[START OF RECORDED INFORMATION]

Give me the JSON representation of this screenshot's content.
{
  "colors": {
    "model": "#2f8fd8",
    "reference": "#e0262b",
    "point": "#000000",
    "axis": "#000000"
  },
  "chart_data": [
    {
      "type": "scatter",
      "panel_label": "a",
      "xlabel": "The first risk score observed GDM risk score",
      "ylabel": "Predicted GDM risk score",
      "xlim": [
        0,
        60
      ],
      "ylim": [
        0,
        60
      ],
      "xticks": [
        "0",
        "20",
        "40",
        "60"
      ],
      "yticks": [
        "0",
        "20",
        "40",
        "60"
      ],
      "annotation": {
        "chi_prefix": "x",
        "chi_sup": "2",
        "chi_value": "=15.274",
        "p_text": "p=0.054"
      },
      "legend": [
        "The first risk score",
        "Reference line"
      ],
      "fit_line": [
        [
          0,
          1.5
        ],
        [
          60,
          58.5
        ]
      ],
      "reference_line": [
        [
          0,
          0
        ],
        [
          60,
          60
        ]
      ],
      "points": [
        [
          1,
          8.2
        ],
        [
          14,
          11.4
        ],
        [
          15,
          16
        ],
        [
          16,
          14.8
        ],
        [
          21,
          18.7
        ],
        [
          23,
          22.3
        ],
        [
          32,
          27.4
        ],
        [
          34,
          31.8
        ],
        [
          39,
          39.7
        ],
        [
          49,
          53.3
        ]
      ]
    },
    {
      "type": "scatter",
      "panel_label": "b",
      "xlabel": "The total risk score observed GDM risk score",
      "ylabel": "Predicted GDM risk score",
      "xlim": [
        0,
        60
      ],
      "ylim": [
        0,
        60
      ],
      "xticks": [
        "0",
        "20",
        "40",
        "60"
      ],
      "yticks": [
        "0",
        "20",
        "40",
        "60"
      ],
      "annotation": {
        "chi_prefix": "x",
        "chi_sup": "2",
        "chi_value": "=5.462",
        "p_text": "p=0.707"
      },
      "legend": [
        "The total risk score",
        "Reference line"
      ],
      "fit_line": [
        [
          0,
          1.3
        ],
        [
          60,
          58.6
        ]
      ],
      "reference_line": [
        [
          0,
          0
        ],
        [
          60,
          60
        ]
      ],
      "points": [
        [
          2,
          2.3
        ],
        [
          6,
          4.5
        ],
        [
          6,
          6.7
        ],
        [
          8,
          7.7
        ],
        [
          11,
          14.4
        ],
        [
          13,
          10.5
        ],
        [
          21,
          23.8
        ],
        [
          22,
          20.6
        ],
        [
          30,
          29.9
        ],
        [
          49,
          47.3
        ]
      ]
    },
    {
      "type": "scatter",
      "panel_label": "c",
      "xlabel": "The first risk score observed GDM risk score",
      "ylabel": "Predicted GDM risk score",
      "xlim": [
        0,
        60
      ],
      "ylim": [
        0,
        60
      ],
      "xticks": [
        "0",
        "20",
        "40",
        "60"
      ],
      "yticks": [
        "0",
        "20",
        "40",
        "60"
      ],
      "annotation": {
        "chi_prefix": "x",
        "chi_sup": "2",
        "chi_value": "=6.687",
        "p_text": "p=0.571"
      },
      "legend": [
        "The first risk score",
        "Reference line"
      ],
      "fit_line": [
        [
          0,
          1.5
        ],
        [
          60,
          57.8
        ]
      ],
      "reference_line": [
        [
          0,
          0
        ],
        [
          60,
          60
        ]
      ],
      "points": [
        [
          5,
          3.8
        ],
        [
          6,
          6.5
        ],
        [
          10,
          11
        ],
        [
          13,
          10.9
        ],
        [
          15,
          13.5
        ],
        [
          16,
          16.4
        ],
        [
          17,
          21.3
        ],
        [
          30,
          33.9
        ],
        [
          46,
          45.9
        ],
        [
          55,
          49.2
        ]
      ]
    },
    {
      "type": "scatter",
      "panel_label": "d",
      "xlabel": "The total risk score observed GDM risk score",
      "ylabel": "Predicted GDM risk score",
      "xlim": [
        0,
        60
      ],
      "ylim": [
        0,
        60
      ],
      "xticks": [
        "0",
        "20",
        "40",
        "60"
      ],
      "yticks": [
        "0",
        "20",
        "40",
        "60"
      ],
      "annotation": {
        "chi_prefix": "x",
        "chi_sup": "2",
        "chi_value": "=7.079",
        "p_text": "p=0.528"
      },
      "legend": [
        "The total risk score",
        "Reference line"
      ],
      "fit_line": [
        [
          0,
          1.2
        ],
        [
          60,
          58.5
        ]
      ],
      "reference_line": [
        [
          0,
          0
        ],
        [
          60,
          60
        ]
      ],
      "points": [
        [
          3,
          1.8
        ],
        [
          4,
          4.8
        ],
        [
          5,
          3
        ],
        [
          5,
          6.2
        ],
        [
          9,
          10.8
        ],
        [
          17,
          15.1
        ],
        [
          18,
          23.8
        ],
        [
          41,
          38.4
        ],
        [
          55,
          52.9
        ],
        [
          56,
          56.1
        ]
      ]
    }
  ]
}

[END OF RECORDED INFORMATION]

DO THIS:
Make an exact copy of all the data.

TASK RESPONSE:
Give me the JSON representation of this screenshot's content.
{
  "colors": {
    "model": "#2f8fd8",
    "reference": "#e0262b",
    "point": "#000000",
    "axis": "#000000"
  },
  "chart_data": [
    {
      "type": "scatter",
      "panel_label": "a",
      "xlabel": "The first risk score observed GDM risk score",
      "ylabel": "Predicted GDM risk score",
      "xlim": [
        0,
        60
      ],
      "ylim": [
        0,
        60
      ],
      "xticks": [
        "0",
        "20",
        "40",
        "60"
      ],
      "yticks": [
        "0",
        "20",
        "40",
        "60"
      ],
      "annotation": {
        "chi_prefix": "x",
        "chi_sup": "2",
        "chi_value": "=15.274",
        "p_text": "p=0.054"
      },
      "legend": [
        "The first risk score",
        "Reference line"
      ],
      "fit_line": [
        [
          0,
          1.5
        ],
        [
          60,
          58.5
        ]
      ],
      "reference_line": [
        [
          0,
          0
        ],
        [
          60,
          60
        ]
      ],
      "points": [
        [
          1,
          8.2
        ],
        [
          14,
          11.4
        ],
        [
          15,
          16
        ],
        [
          16,
          14.8
        ],
        [
          21,
          18.7
        ],
        [
          23,
          22.3
        ],
        [
          32,
          27.4
        ],
        [
          34,
          31.8
        ],
        [
          39,
          39.7
        ],
        [
          49,
          53.3
        ]
      ]
    },
    {
      "type": "scatter",
      "panel_label": "b",
      "xlabel": "The total risk score observed GDM risk score",
      "ylabel": "Predicted GDM risk score",
      "xlim": [
        0,
        60
      ],
      "ylim": [
        0,
        60
      ],
      "xticks": [
        "0",
        "20",
        "40",
        "60"
      ],
      "yticks": [
        "0",
        "20",
        "40",
        "60"
      ],
      "annotation": {
        "chi_prefix": "x",
        "chi_sup": "2",
        "chi_value": "=5.462",
        "p_text": "p=0.707"
      },
      "legend": [
        "The total risk score",
        "Reference line"
      ],
      "fit_line": [
        [
          0,
          1.3
        ],
        [
          60,
          58.6
        ]
      ],
      "reference_line": [
        [
          0,
          0
        ],
        [
          60,
          60
        ]
      ],
      "points": [
        [
          2,
          2.3
        ],
        [
          6,
          4.5
        ],
        [
          6,
          6.7
        ],
        [
          8,
          7.7
        ],
        [
          11,
          14.4
        ],
        [
          13,
          10.5
        ],
        [
          21,
          23.8
        ],
        [
          22,
          20.6
        ],
        [
          30,
          29.9
        ],
        [
          49,
          47.3
        ]
      ]
    },
    {
      "type": "scatter",
      "panel_label": "c",
      "xlabel": "The first risk score observed GDM risk score",
      "ylabel": "Predicted GDM risk score",
      "xlim": [
        0,
        60
      ],
      "ylim": [
        0,
        60
      ],
      "xticks": [
        "0",
        "20",
        "40",
        "60"
      ],
      "yticks": [
        "0",
        "20",
        "40",
        "60"
      ],
      "annotation": {
        "chi_prefix": "x",
        "chi_sup": "2",
        "chi_value": "=6.687",
        "p_text": "p=0.571"
      },
      "legend": [
        "The first risk score",
        "Reference line"
      ],
      "fit_line": [
        [
          0,
          1.5
        ],
        [
          60,
          57.8
        ]
      ],
      "reference_line": [
        [
          0,
          0
        ],
        [
          60,
          60
        ]
      ],
      "points": [
        [
          5,
          3.8
        ],
        [
          6,
          6.5
        ],
        [
          10,
          11
        ],
        [
          13,
          10.9
        ],
        [
          15,
          13.5
        ],
        [
          16,
          16.4
        ],
        [
          17,
          21.3
        ],
        [
          30,
          33.9
        ],
        [
          46,
          45.9
        ],
        [
          55,
          49.2
        ]
      ]
    },
    {
      "type": "scatter",
      "panel_label": "d",
      "xlabel": "The total risk score observed GDM risk score",
      "ylabel": "Predicted GDM risk score",
      "xlim": [
        0,
        60
      ],
      "ylim": [
        0,
        60
      ],
      "xticks": [
        "0",
        "20",
        "40",
        "60"
      ],
      "yticks": [
        "0",
        "20",
        "40",
        "60"
      ],
      "annotation": {
        "chi_prefix": "x",
        "chi_sup": "2",
        "chi_value": "=7.079",
        "p_text": "p=0.528"
      },
      "legend": [
        "The total risk score",
        "Reference line"
      ],
      "fit_line": [
        [
          0,
          1.2
        ],
        [
          60,
          58.5
        ]
      ],
      "reference_line": [
        [
          0,
          0
        ],
        [
          60,
          60
        ]
      ],
      "points": [
        [
          3,
          1.8
        ],
        [
          4,
          4.8
        ],
        [
          5,
          3
        ],
        [
          5,
          6.2
        ],
        [
          9,
          10.8
        ],
        [
          17,
          15.1
        ],
        [
          18,
          23.8
        ],
        [
          41,
          38.4
        ],
        [
          55,
          52.9
        ],
        [
          56,
          56.1
        ]
      ]
    }
  ]
}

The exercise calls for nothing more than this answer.